What is required |
Repeat the data that follows, word for word, without the images.

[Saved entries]
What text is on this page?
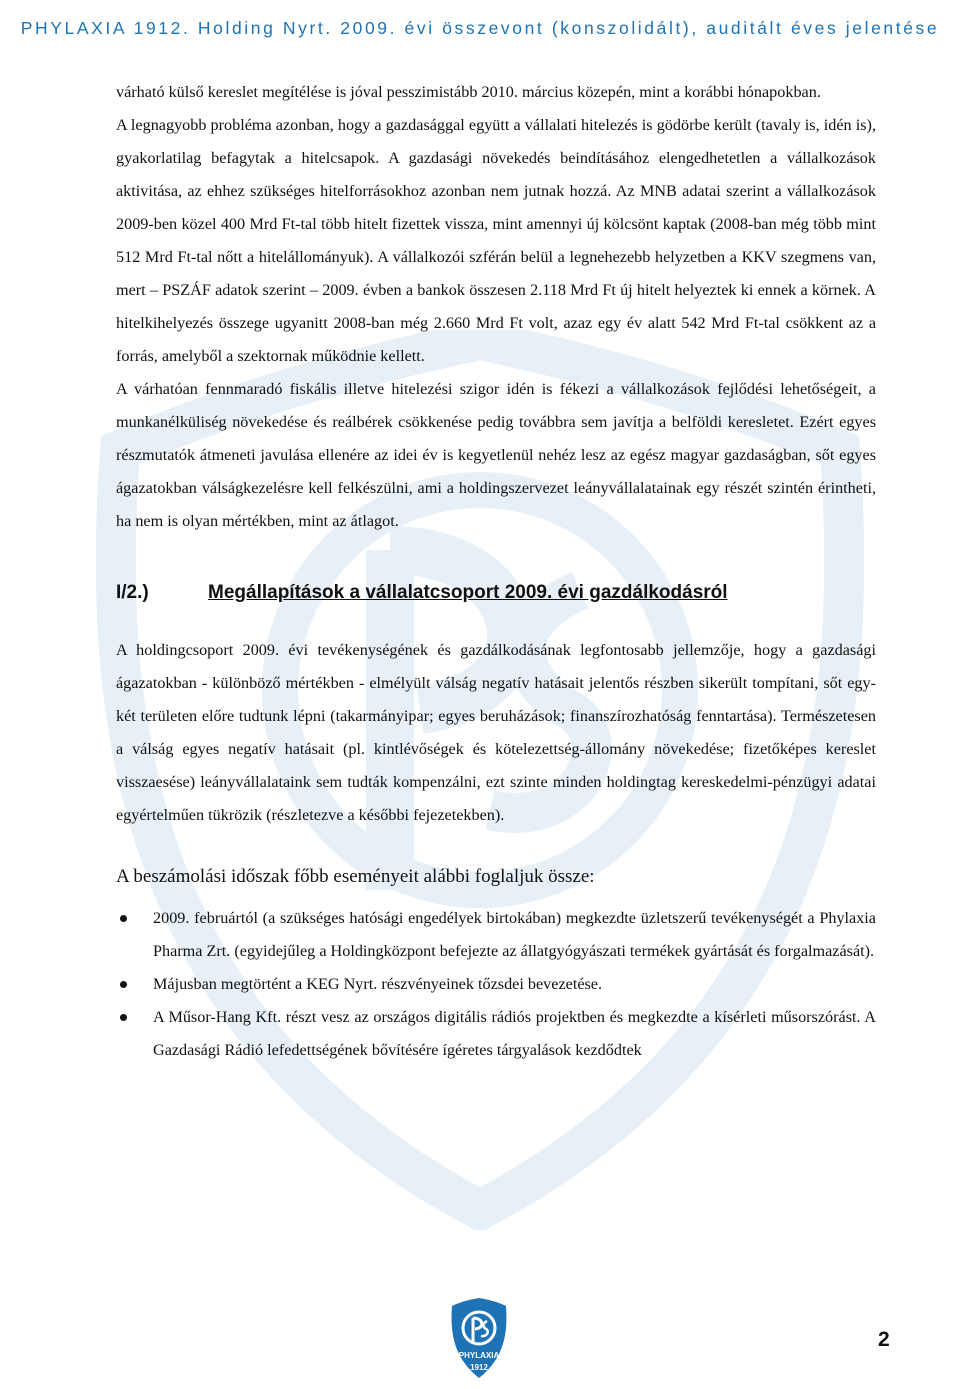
PHYLAXIA 1912. Holding Nyrt. 2009. évi összevont (konszolidált), auditált éves jelentése

várható külső kereslet megítélése is jóval pesszimistább 2010. március közepén, mint a korábbi hónapokban.

A legnagyobb probléma azonban, hogy a gazdasággal együtt a vállalati hitelezés is gödörbe került (tavaly is, idén is), gyakorlatilag befagytak a hitelcsapok. A gazdasági növekedés beindításához elengedhetetlen a vállalkozások aktivitása, az ehhez szükséges hitelforrásokhoz azonban nem jutnak hozzá. Az MNB adatai szerint a vállalkozások 2009-ben közel 400 Mrd Ft-tal több hitelt fizettek vissza, mint amennyi új kölcsönt kaptak (2008-ban még több mint 512 Mrd Ft-tal nőtt a hitelállományuk). A vállalkozói szférán belül a legnehezebb helyzetben a KKV szegmens van, mert – PSZÁF adatok szerint – 2009. évben a bankok összesen 2.118 Mrd Ft új hitelt helyeztek ki ennek a körnek. A hitelkihelyezés összege ugyanitt 2008-ban még 2.660 Mrd Ft volt, azaz egy év alatt 542 Mrd Ft-tal csökkent az a forrás, amelyből a szektornak működnie kellett.

A várhatóan fennmaradó fiskális illetve hitelezési szigor idén is fékezi a vállalkozások fejlődési lehetőségeit, a munkanélküliség növekedése és reálbérek csökkenése pedig továbbra sem javítja a belföldi keresletet. Ezért egyes részmutatók átmeneti javulása ellenére az idei év is kegyetlenül nehéz lesz az egész magyar gazdaságban, sőt egyes ágazatokban válságkezelésre kell felkészülni, ami a holdingszervezet leányvállalatainak egy részét szintén érintheti, ha nem is olyan mértékben, mint az átlagot.

I/2.)	Megállapítások a vállalatcsoport 2009. évi gazdálkodásról

A holdingcsoport 2009. évi tevékenységének és gazdálkodásának legfontosabb jellemzője, hogy a gazdasági ágazatokban - különböző mértékben - elmélyült válság negatív hatásait jelentős részben sikerült tompítani, sőt egy-két területen előre tudtunk lépni (takarmányipar; egyes beruházások; finanszírozhatóság fenntartása). Természetesen a válság egyes negatív hatásait (pl. kintlévőségek és kötelezettség-állomány növekedése; fizetőképes kereslet visszaesése) leányvállalataink sem tudták kompenzálni, ezt szinte minden holdingtag kereskedelmi-pénzügyi adatai egyértelműen tükrözik (részletezve a későbbi fejezetekben).

A beszámolási időszak főbb eseményeit alábbi foglaljuk össze:

2009. februártól (a szükséges hatósági engedélyek birtokában) megkezdte üzletszerű tevékenységét a Phylaxia Pharma Zrt. (egyidejűleg a Holdingközpont befejezte az állatgyógyászati termékek gyártását és forgalmazását).
Májusban megtörtént a KEG Nyrt. részvényeinek tőzsdei bevezetése.
A Műsor-Hang Kft. részt vesz az országos digitális rádiós projektben és megkezdte a kísérleti műsorszórást. A Gazdasági Rádió lefedettségének bővítésére ígéretes tárgyalások kezdődtek
PHYLAXIA
1912
2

Written response |
What text is on this page?
PHYLAXIA 1912. Holding Nyrt. 2009. évi összevont (konszolidált), auditált éves jelentése

várható külső kereslet megítélése is jóval pesszimistább 2010. március közepén, mint a korábbi hónapokban.

A legnagyobb probléma azonban, hogy a gazdasággal együtt a vállalati hitelezés is gödörbe került (tavaly is, idén is), gyakorlatilag befagytak a hitelcsapok. A gazdasági növekedés beindításához elengedhetetlen a vállalkozások aktivitása, az ehhez szükséges hitelforrásokhoz azonban nem jutnak hozzá. Az MNB adatai szerint a vállalkozások 2009-ben közel 400 Mrd Ft-tal több hitelt fizettek vissza, mint amennyi új kölcsönt kaptak (2008-ban még több mint 512 Mrd Ft-tal nőtt a hitelállományuk). A vállalkozói szférán belül a legnehezebb helyzetben a KKV szegmens van, mert – PSZÁF adatok szerint – 2009. évben a bankok összesen 2.118 Mrd Ft új hitelt helyeztek ki ennek a körnek. A hitelkihelyezés összege ugyanitt 2008-ban még 2.660 Mrd Ft volt, azaz egy év alatt 542 Mrd Ft-tal csökkent az a forrás, amelyből a szektornak működnie kellett.

A várhatóan fennmaradó fiskális illetve hitelezési szigor idén is fékezi a vállalkozások fejlődési lehetőségeit, a munkanélküliség növekedése és reálbérek csökkenése pedig továbbra sem javítja a belföldi keresletet. Ezért egyes részmutatók átmeneti javulása ellenére az idei év is kegyetlenül nehéz lesz az egész magyar gazdaságban, sőt egyes ágazatokban válságkezelésre kell felkészülni, ami a holdingszervezet leányvállalatainak egy részét szintén érintheti, ha nem is olyan mértékben, mint az átlagot.

I/2.)	Megállapítások a vállalatcsoport 2009. évi gazdálkodásról

A holdingcsoport 2009. évi tevékenységének és gazdálkodásának legfontosabb jellemzője, hogy a gazdasági ágazatokban - különböző mértékben - elmélyült válság negatív hatásait jelentős részben sikerült tompítani, sőt egy-két területen előre tudtunk lépni (takarmányipar; egyes beruházások; finanszírozhatóság fenntartása). Természetesen a válság egyes negatív hatásait (pl. kintlévőségek és kötelezettség-állomány növekedése; fizetőképes kereslet visszaesése) leányvállalataink sem tudták kompenzálni, ezt szinte minden holdingtag kereskedelmi-pénzügyi adatai egyértelműen tükrözik (részletezve a későbbi fejezetekben).

A beszámolási időszak főbb eseményeit alábbi foglaljuk össze:

2009. februártól (a szükséges hatósági engedélyek birtokában) megkezdte üzletszerű tevékenységét a Phylaxia Pharma Zrt. (egyidejűleg a Holdingközpont befejezte az állatgyógyászati termékek gyártását és forgalmazását).
Májusban megtörtént a KEG Nyrt. részvényeinek tőzsdei bevezetése.
A Műsor-Hang Kft. részt vesz az országos digitális rádiós projektben és megkezdte a kísérleti műsorszórást. A Gazdasági Rádió lefedettségének bővítésére ígéretes tárgyalások kezdődtek
PHYLAXIA
1912
2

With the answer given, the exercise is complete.